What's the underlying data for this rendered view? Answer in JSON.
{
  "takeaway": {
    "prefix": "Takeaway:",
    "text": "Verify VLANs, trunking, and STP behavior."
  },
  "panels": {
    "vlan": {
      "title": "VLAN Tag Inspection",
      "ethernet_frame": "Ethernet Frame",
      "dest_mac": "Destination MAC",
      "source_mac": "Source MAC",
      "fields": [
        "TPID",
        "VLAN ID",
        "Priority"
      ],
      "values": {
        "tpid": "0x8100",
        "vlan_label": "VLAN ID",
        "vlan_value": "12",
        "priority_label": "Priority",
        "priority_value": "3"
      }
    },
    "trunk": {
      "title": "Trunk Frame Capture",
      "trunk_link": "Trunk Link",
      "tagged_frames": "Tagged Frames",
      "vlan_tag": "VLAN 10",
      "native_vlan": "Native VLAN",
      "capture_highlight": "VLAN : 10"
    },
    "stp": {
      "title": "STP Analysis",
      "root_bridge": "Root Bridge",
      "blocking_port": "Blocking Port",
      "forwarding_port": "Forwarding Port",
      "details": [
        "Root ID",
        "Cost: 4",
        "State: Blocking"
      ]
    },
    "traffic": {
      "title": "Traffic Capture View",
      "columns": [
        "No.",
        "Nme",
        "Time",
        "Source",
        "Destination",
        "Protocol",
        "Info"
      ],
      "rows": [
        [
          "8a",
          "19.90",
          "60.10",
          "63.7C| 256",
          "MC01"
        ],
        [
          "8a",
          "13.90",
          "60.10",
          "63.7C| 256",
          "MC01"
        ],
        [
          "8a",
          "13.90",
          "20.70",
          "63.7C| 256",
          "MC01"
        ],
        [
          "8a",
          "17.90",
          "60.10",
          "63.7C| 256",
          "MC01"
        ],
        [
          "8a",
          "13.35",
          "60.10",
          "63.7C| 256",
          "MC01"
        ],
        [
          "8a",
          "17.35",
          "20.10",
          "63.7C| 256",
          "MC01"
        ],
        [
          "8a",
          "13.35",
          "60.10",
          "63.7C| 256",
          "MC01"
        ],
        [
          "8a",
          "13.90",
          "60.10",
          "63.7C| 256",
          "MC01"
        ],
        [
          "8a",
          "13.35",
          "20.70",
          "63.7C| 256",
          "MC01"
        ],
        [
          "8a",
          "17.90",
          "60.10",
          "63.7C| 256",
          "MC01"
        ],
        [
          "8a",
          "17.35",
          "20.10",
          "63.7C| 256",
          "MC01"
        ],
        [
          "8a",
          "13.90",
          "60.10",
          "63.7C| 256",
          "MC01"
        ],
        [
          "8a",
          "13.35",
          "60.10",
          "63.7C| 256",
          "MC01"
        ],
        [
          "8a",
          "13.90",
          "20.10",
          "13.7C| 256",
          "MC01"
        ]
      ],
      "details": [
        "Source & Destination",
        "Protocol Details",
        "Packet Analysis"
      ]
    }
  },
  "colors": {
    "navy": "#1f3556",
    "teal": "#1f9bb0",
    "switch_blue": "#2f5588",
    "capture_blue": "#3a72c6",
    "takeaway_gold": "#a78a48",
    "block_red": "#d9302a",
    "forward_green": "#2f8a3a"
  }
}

________________________________________

REQUIREMENTS:
Look above for every line with the word "Port" and copy it.

ANSWER FOR THE TASK:
      "blocking_port": "Blocking Port",
      "forwarding_port": "Forwarding Port",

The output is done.